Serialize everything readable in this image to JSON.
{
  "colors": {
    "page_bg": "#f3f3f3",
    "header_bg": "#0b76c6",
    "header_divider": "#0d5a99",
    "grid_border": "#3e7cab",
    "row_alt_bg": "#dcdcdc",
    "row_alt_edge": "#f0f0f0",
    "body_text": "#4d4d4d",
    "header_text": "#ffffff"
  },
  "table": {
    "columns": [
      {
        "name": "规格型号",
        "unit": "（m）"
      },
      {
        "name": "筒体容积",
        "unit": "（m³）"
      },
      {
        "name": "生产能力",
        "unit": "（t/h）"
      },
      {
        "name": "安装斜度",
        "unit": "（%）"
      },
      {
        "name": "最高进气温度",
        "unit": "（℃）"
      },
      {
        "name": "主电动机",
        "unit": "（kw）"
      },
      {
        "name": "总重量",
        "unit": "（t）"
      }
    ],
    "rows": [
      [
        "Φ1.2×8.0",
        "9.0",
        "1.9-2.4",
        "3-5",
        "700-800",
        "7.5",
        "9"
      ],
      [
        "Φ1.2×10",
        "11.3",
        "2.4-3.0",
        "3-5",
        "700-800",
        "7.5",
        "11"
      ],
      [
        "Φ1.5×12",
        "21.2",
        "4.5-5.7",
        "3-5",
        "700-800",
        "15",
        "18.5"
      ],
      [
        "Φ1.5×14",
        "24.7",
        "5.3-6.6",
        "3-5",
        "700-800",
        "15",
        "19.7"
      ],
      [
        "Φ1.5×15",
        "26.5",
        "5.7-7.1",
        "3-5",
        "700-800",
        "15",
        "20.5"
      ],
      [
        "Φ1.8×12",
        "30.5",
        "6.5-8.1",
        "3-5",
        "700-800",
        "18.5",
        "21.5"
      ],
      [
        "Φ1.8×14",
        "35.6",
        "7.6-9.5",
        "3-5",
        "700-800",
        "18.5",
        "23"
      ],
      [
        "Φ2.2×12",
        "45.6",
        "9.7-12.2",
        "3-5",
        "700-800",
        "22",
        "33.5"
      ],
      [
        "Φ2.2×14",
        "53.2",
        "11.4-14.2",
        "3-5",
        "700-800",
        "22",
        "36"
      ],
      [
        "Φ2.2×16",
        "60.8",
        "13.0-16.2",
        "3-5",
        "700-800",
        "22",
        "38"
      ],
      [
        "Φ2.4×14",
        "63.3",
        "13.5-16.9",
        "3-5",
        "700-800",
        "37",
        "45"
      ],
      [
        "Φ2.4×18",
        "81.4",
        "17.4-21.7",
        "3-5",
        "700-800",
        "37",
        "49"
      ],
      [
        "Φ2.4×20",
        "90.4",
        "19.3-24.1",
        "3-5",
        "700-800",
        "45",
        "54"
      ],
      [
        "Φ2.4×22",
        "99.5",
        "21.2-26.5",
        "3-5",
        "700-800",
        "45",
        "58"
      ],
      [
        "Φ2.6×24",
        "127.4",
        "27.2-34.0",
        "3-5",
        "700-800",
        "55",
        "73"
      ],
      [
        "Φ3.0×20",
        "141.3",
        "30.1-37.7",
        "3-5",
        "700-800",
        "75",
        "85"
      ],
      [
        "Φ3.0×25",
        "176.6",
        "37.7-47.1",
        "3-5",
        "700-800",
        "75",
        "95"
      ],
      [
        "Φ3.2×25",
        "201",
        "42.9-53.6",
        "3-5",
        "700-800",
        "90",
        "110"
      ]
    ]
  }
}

------------------------------------------------

EXERCISE DIRECTIONS: Repeat the material from above exactly, word for word.

SOLUTION TO THIS TASK:
Serialize everything readable in this image to JSON.
{
  "colors": {
    "page_bg": "#f3f3f3",
    "header_bg": "#0b76c6",
    "header_divider": "#0d5a99",
    "grid_border": "#3e7cab",
    "row_alt_bg": "#dcdcdc",
    "row_alt_edge": "#f0f0f0",
    "body_text": "#4d4d4d",
    "header_text": "#ffffff"
  },
  "table": {
    "columns": [
      {
        "name": "规格型号",
        "unit": "（m）"
      },
      {
        "name": "筒体容积",
        "unit": "（m³）"
      },
      {
        "name": "生产能力",
        "unit": "（t/h）"
      },
      {
        "name": "安装斜度",
        "unit": "（%）"
      },
      {
        "name": "最高进气温度",
        "unit": "（℃）"
      },
      {
        "name": "主电动机",
        "unit": "（kw）"
      },
      {
        "name": "总重量",
        "unit": "（t）"
      }
    ],
    "rows": [
      [
        "Φ1.2×8.0",
        "9.0",
        "1.9-2.4",
        "3-5",
        "700-800",
        "7.5",
        "9"
      ],
      [
        "Φ1.2×10",
        "11.3",
        "2.4-3.0",
        "3-5",
        "700-800",
        "7.5",
        "11"
      ],
      [
        "Φ1.5×12",
        "21.2",
        "4.5-5.7",
        "3-5",
        "700-800",
        "15",
        "18.5"
      ],
      [
        "Φ1.5×14",
        "24.7",
        "5.3-6.6",
        "3-5",
        "700-800",
        "15",
        "19.7"
      ],
      [
        "Φ1.5×15",
        "26.5",
        "5.7-7.1",
        "3-5",
        "700-800",
        "15",
        "20.5"
      ],
      [
        "Φ1.8×12",
        "30.5",
        "6.5-8.1",
        "3-5",
        "700-800",
        "18.5",
        "21.5"
      ],
      [
        "Φ1.8×14",
        "35.6",
        "7.6-9.5",
        "3-5",
        "700-800",
        "18.5",
        "23"
      ],
      [
        "Φ2.2×12",
        "45.6",
        "9.7-12.2",
        "3-5",
        "700-800",
        "22",
        "33.5"
      ],
      [
        "Φ2.2×14",
        "53.2",
        "11.4-14.2",
        "3-5",
        "700-800",
        "22",
        "36"
      ],
      [
        "Φ2.2×16",
        "60.8",
        "13.0-16.2",
        "3-5",
        "700-800",
        "22",
        "38"
      ],
      [
        "Φ2.4×14",
        "63.3",
        "13.5-16.9",
        "3-5",
        "700-800",
        "37",
        "45"
      ],
      [
        "Φ2.4×18",
        "81.4",
        "17.4-21.7",
        "3-5",
        "700-800",
        "37",
        "49"
      ],
      [
        "Φ2.4×20",
        "90.4",
        "19.3-24.1",
        "3-5",
        "700-800",
        "45",
        "54"
      ],
      [
        "Φ2.4×22",
        "99.5",
        "21.2-26.5",
        "3-5",
        "700-800",
        "45",
        "58"
      ],
      [
        "Φ2.6×24",
        "127.4",
        "27.2-34.0",
        "3-5",
        "700-800",
        "55",
        "73"
      ],
      [
        "Φ3.0×20",
        "141.3",
        "30.1-37.7",
        "3-5",
        "700-800",
        "75",
        "85"
      ],
      [
        "Φ3.0×25",
        "176.6",
        "37.7-47.1",
        "3-5",
        "700-800",
        "75",
        "95"
      ],
      [
        "Φ3.2×25",
        "201",
        "42.9-53.6",
        "3-5",
        "700-800",
        "90",
        "110"
      ]
    ]
  }
}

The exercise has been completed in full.